To do — Give back all the data exactly, line by line.

######

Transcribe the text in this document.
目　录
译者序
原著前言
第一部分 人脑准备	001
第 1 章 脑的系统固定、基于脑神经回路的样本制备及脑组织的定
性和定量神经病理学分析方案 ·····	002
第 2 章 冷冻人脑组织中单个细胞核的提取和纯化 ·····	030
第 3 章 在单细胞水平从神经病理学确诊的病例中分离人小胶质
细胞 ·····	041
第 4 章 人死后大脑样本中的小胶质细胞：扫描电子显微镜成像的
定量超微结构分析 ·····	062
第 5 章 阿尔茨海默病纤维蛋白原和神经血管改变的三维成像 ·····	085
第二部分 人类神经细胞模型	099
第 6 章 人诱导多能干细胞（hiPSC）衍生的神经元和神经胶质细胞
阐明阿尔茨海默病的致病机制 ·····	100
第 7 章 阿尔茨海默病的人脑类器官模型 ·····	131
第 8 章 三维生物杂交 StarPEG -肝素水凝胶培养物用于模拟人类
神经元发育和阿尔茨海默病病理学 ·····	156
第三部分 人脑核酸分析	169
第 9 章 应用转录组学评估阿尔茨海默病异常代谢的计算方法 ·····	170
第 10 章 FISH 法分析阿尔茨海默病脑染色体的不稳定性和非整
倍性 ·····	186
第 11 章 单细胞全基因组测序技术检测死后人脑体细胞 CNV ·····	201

######

Response to this task —
Transcribe the text in this document.
目　录
译者序
原著前言
第一部分 人脑准备	001
第 1 章 脑的系统固定、基于脑神经回路的样本制备及脑组织的定
性和定量神经病理学分析方案 ·····	002
第 2 章 冷冻人脑组织中单个细胞核的提取和纯化 ·····	030
第 3 章 在单细胞水平从神经病理学确诊的病例中分离人小胶质
细胞 ·····	041
第 4 章 人死后大脑样本中的小胶质细胞：扫描电子显微镜成像的
定量超微结构分析 ·····	062
第 5 章 阿尔茨海默病纤维蛋白原和神经血管改变的三维成像 ·····	085
第二部分 人类神经细胞模型	099
第 6 章 人诱导多能干细胞（hiPSC）衍生的神经元和神经胶质细胞
阐明阿尔茨海默病的致病机制 ·····	100
第 7 章 阿尔茨海默病的人脑类器官模型 ·····	131
第 8 章 三维生物杂交 StarPEG -肝素水凝胶培养物用于模拟人类
神经元发育和阿尔茨海默病病理学 ·····	156
第三部分 人脑核酸分析	169
第 9 章 应用转录组学评估阿尔茨海默病异常代谢的计算方法 ·····	170
第 10 章 FISH 法分析阿尔茨海默病脑染色体的不稳定性和非整
倍性 ·····	186
第 11 章 单细胞全基因组测序技术检测死后人脑体细胞 CNV ·····	201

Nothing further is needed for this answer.